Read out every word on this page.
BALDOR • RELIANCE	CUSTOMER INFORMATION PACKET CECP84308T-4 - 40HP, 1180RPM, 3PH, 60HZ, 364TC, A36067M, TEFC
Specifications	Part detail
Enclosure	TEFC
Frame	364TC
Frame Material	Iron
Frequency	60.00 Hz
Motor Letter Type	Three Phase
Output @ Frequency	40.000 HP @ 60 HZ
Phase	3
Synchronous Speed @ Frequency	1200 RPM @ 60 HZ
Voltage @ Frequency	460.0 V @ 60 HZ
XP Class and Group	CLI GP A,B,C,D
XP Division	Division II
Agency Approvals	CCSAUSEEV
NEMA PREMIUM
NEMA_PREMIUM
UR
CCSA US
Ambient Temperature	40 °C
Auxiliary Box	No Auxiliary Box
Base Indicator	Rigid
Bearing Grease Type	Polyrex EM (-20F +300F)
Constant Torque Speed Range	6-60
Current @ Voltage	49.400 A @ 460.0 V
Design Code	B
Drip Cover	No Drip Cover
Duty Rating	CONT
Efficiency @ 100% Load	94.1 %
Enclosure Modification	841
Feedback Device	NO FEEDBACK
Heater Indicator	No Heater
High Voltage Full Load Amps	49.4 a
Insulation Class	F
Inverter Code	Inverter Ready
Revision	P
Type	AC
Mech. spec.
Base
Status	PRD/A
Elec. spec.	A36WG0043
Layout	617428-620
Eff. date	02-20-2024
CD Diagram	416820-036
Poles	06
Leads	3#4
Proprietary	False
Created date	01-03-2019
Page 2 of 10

▶ [What you should do] Restate the listing above word for word.

▶ [Problem solution]
Read out every word on this page.
BALDOR • RELIANCE	CUSTOMER INFORMATION PACKET CECP84308T-4 - 40HP, 1180RPM, 3PH, 60HZ, 364TC, A36067M, TEFC
Specifications	Part detail
Enclosure	TEFC
Frame	364TC
Frame Material	Iron
Frequency	60.00 Hz
Motor Letter Type	Three Phase
Output @ Frequency	40.000 HP @ 60 HZ
Phase	3
Synchronous Speed @ Frequency	1200 RPM @ 60 HZ
Voltage @ Frequency	460.0 V @ 60 HZ
XP Class and Group	CLI GP A,B,C,D
XP Division	Division II
Agency Approvals	CCSAUSEEV
NEMA PREMIUM
NEMA_PREMIUM
UR
CCSA US
Ambient Temperature	40 °C
Auxiliary Box	No Auxiliary Box
Base Indicator	Rigid
Bearing Grease Type	Polyrex EM (-20F +300F)
Constant Torque Speed Range	6-60
Current @ Voltage	49.400 A @ 460.0 V
Design Code	B
Drip Cover	No Drip Cover
Duty Rating	CONT
Efficiency @ 100% Load	94.1 %
Enclosure Modification	841
Feedback Device	NO FEEDBACK
Heater Indicator	No Heater
High Voltage Full Load Amps	49.4 a
Insulation Class	F
Inverter Code	Inverter Ready
Revision	P
Type	AC
Mech. spec.
Base
Status	PRD/A
Elec. spec.	A36WG0043
Layout	617428-620
Eff. date	02-20-2024
CD Diagram	416820-036
Poles	06
Leads	3#4
Proprietary	False
Created date	01-03-2019
Page 2 of 10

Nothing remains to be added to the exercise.